# EXERCISE DETAILS
Reproduce every line of the items below word for word, leaving the pictures out of your answer.

Element and coordinate records:

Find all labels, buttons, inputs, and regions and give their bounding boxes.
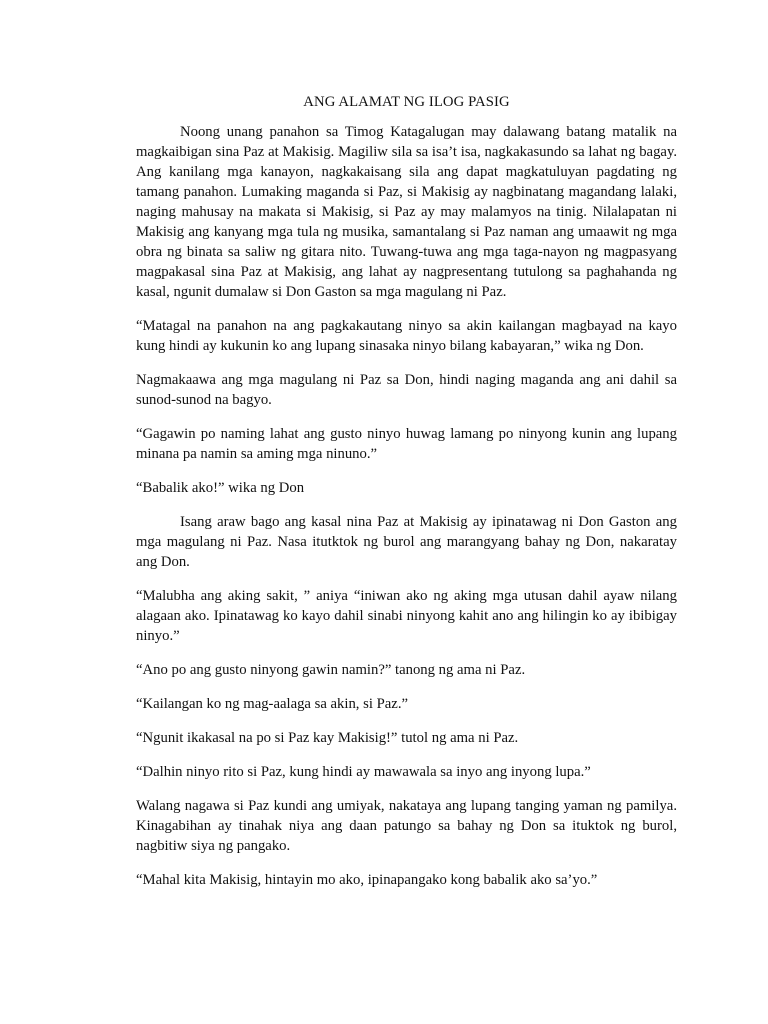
- document-title: ANG ALAMAT NG ILOG PASIG: [303, 94, 510, 110]
- paragraph-11: “Dalhin ninyo rito si Paz, kung hindi ay mawawala sa inyo ang inyong lupa.”: [136, 764, 591, 780]
- paragraph-2: “Matagal na panahon na ang pagkakautang ninyo sa akin kailangan magbayad na kayo kung hindi ay kukunin ko ang lupang sinasaka ninyo bilang kabayaran,” wika ng Don.: [136, 318, 677, 354]
- paragraph-10: “Ngunit ikakasal na po si Paz kay Makisig!” tutol ng ama ni Paz.: [136, 730, 519, 746]
- paragraph-3: Nagmakaawa ang mga magulang ni Paz sa Don, hindi naging maganda ang ani dahil sa sunod-sunod na bagyo.: [136, 372, 677, 408]
- document-body: [136, 92, 677, 904]
- paragraph-5: “Babalik ako!” wika ng Don: [136, 480, 305, 496]
- paragraph-13: “Mahal kita Makisig, hintayin mo ako, ipinapangako kong babalik ako sa’yo.”: [136, 872, 598, 888]
- paragraph-4: “Gagawin po naming lahat ang gusto ninyo huwag lamang po ninyong kunin ang lupang minana pa namin sa aming mga ninuno.”: [136, 426, 677, 462]
- paragraph-12: Walang nagawa si Paz kundi ang umiyak, nakataya ang lupang tanging yaman ng pamilya. Kinagabihan ay tinahak niya ang daan patungo sa bahay ng Don sa ituktok ng burol, nagbitiw siya ng pangako.: [136, 798, 677, 854]
- paragraph-6: Isang araw bago ang kasal nina Paz at Makisig ay ipinatawag ni Don Gaston ang mga magulang ni Paz. Nasa itutktok ng burol ang marangyang bahay ng Don, nakaratay ang Don.: [136, 514, 677, 570]
- paragraph-9: “Kailangan ko ng mag-aalaga sa akin, si Paz.”: [136, 696, 409, 712]
- paragraph-7: “Malubha ang aking sakit, ” aniya “iniwan ako ng aking mga utusan dahil ayaw nilang alagaan ako. Ipinatawag ko kayo dahil sinabi ninyong kahit ano ang hilingin ko ay ibibigay ninyo.”: [136, 588, 677, 644]
- paragraph-8: “Ano po ang gusto ninyong gawin namin?” tanong ng ama ni Paz.: [136, 662, 526, 678]
- paragraph-1: Noong unang panahon sa Timog Katagalugan may dalawang batang matalik na magkaibigan sina Paz at Makisig. Magiliw sila sa isa’t isa, nagkakasundo sa lahat ng bagay. Ang kanilang mga kanayon, nagkakaisang sila ang dapat magkatuluyan pagdating ng tamang panahon. Lumaking maganda si Paz, si Makisig ay nagbinatang magandang lalaki, naging mahusay na makata si Makisig, si Paz ay may malamyos na tinig. Nilalapatan ni Makisig ang kanyang mga tula ng musika, samantalang si Paz naman ang umaawit ng mga obra ng binata sa saliw ng gitara nito. Tuwang-tuwa ang mga taga-nayon ng magpasyang magpakasal sina Paz at Makisig, ang lahat ay nagpresentang tutulong sa paghahanda ng kasal, ngunit dumalaw si Don Gaston sa mga magulang ni Paz.: [136, 124, 677, 300]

# REPLY
Find all labels, buttons, inputs, and regions and give their bounding boxes.
- document-title: ANG ALAMAT NG ILOG PASIG: [303, 94, 510, 110]
- paragraph-11: “Dalhin ninyo rito si Paz, kung hindi ay mawawala sa inyo ang inyong lupa.”: [136, 764, 591, 780]
- paragraph-2: “Matagal na panahon na ang pagkakautang ninyo sa akin kailangan magbayad na kayo kung hindi ay kukunin ko ang lupang sinasaka ninyo bilang kabayaran,” wika ng Don.: [136, 318, 677, 354]
- paragraph-10: “Ngunit ikakasal na po si Paz kay Makisig!” tutol ng ama ni Paz.: [136, 730, 519, 746]
- paragraph-3: Nagmakaawa ang mga magulang ni Paz sa Don, hindi naging maganda ang ani dahil sa sunod-sunod na bagyo.: [136, 372, 677, 408]
- document-body: [136, 92, 677, 904]
- paragraph-5: “Babalik ako!” wika ng Don: [136, 480, 305, 496]
- paragraph-13: “Mahal kita Makisig, hintayin mo ako, ipinapangako kong babalik ako sa’yo.”: [136, 872, 598, 888]
- paragraph-4: “Gagawin po naming lahat ang gusto ninyo huwag lamang po ninyong kunin ang lupang minana pa namin sa aming mga ninuno.”: [136, 426, 677, 462]
- paragraph-12: Walang nagawa si Paz kundi ang umiyak, nakataya ang lupang tanging yaman ng pamilya. Kinagabihan ay tinahak niya ang daan patungo sa bahay ng Don sa ituktok ng burol, nagbitiw siya ng pangako.: [136, 798, 677, 854]
- paragraph-6: Isang araw bago ang kasal nina Paz at Makisig ay ipinatawag ni Don Gaston ang mga magulang ni Paz. Nasa itutktok ng burol ang marangyang bahay ng Don, nakaratay ang Don.: [136, 514, 677, 570]
- paragraph-9: “Kailangan ko ng mag-aalaga sa akin, si Paz.”: [136, 696, 409, 712]
- paragraph-7: “Malubha ang aking sakit, ” aniya “iniwan ako ng aking mga utusan dahil ayaw nilang alagaan ako. Ipinatawag ko kayo dahil sinabi ninyong kahit ano ang hilingin ko ay ibibigay ninyo.”: [136, 588, 677, 644]
- paragraph-8: “Ano po ang gusto ninyong gawin namin?” tanong ng ama ni Paz.: [136, 662, 526, 678]
- paragraph-1: Noong unang panahon sa Timog Katagalugan may dalawang batang matalik na magkaibigan sina Paz at Makisig. Magiliw sila sa isa’t isa, nagkakasundo sa lahat ng bagay. Ang kanilang mga kanayon, nagkakaisang sila ang dapat magkatuluyan pagdating ng tamang panahon. Lumaking maganda si Paz, si Makisig ay nagbinatang magandang lalaki, naging mahusay na makata si Makisig, si Paz ay may malamyos na tinig. Nilalapatan ni Makisig ang kanyang mga tula ng musika, samantalang si Paz naman ang umaawit ng mga obra ng binata sa saliw ng gitara nito. Tuwang-tuwa ang mga taga-nayon ng magpasyang magpakasal sina Paz at Makisig, ang lahat ay nagpresentang tutulong sa paghahanda ng kasal, ngunit dumalaw si Don Gaston sa mga magulang ni Paz.: [136, 124, 677, 300]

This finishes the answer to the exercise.